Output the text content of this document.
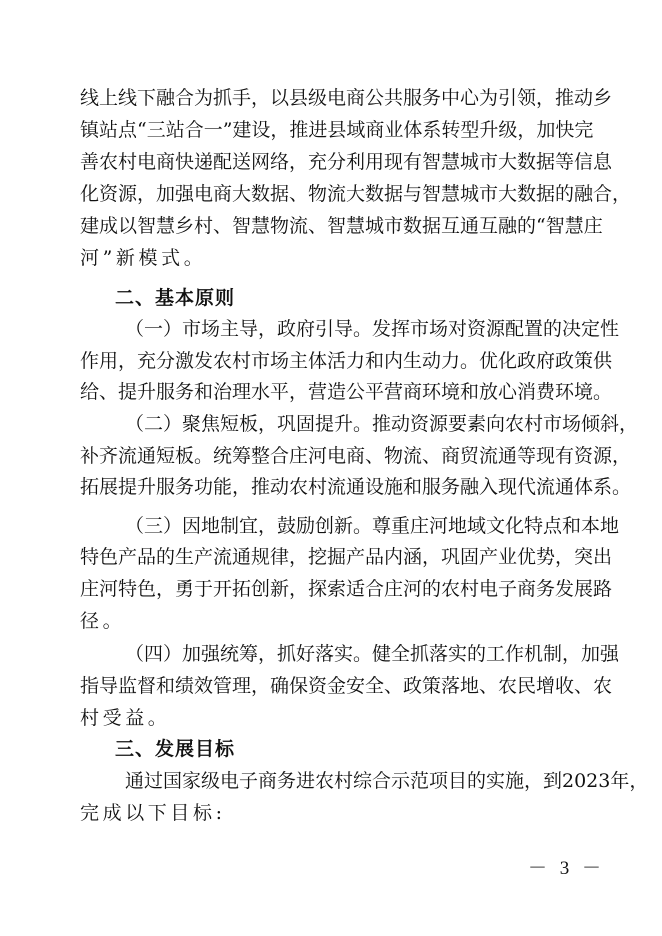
线上线下融合为抓手，以县级电商公共服务中心为引领，推动乡
镇站点“三站合一”建设，推进县域商业体系转型升级，加快完
善农村电商快递配送网络，充分利用现有智慧城市大数据等信息
化资源，加强电商大数据、物流大数据与智慧城市大数据的融合，
建成以智慧乡村、智慧物流、智慧城市数据互通互融的“智慧庄
河”新模式。
二、基本原则
（一）市场主导，政府引导。发挥市场对资源配置的决定性
作用，充分激发农村市场主体活力和内生动力。优化政府政策供
给、提升服务和治理水平，营造公平营商环境和放心消费环境。
（二）聚焦短板，巩固提升。推动资源要素向农村市场倾斜，
补齐流通短板。统筹整合庄河电商、物流、商贸流通等现有资源，
拓展提升服务功能，推动农村流通设施和服务融入现代流通体系。
（三）因地制宜，鼓励创新。尊重庄河地域文化特点和本地
特色产品的生产流通规律，挖掘产品内涵，巩固产业优势，突出
庄河特色，勇于开拓创新，探索适合庄河的农村电子商务发展路
径。
（四）加强统筹，抓好落实。健全抓落实的工作机制，加强
指导监督和绩效管理，确保资金安全、政策落地、农民增收、农
村受益。
三、发展目标
通过国家级电子商务进农村综合示范项目的实施，到2023年，
完成以下目标:
－ 3 －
——
> **Brief**
Leave out the pictures and reproduce the rest of the listing exactly.

> **Complete answer**
Output the text content of this document.
线上线下融合为抓手，以县级电商公共服务中心为引领，推动乡
镇站点“三站合一”建设，推进县域商业体系转型升级，加快完
善农村电商快递配送网络，充分利用现有智慧城市大数据等信息
化资源，加强电商大数据、物流大数据与智慧城市大数据的融合，
建成以智慧乡村、智慧物流、智慧城市数据互通互融的“智慧庄
河”新模式。
二、基本原则
（一）市场主导，政府引导。发挥市场对资源配置的决定性
作用，充分激发农村市场主体活力和内生动力。优化政府政策供
给、提升服务和治理水平，营造公平营商环境和放心消费环境。
（二）聚焦短板，巩固提升。推动资源要素向农村市场倾斜，
补齐流通短板。统筹整合庄河电商、物流、商贸流通等现有资源，
拓展提升服务功能，推动农村流通设施和服务融入现代流通体系。
（三）因地制宜，鼓励创新。尊重庄河地域文化特点和本地
特色产品的生产流通规律，挖掘产品内涵，巩固产业优势，突出
庄河特色，勇于开拓创新，探索适合庄河的农村电子商务发展路
径。
（四）加强统筹，抓好落实。健全抓落实的工作机制，加强
指导监督和绩效管理，确保资金安全、政策落地、农民增收、农
村受益。
三、发展目标
通过国家级电子商务进农村综合示范项目的实施，到2023年，
完成以下目标:
－ 3 －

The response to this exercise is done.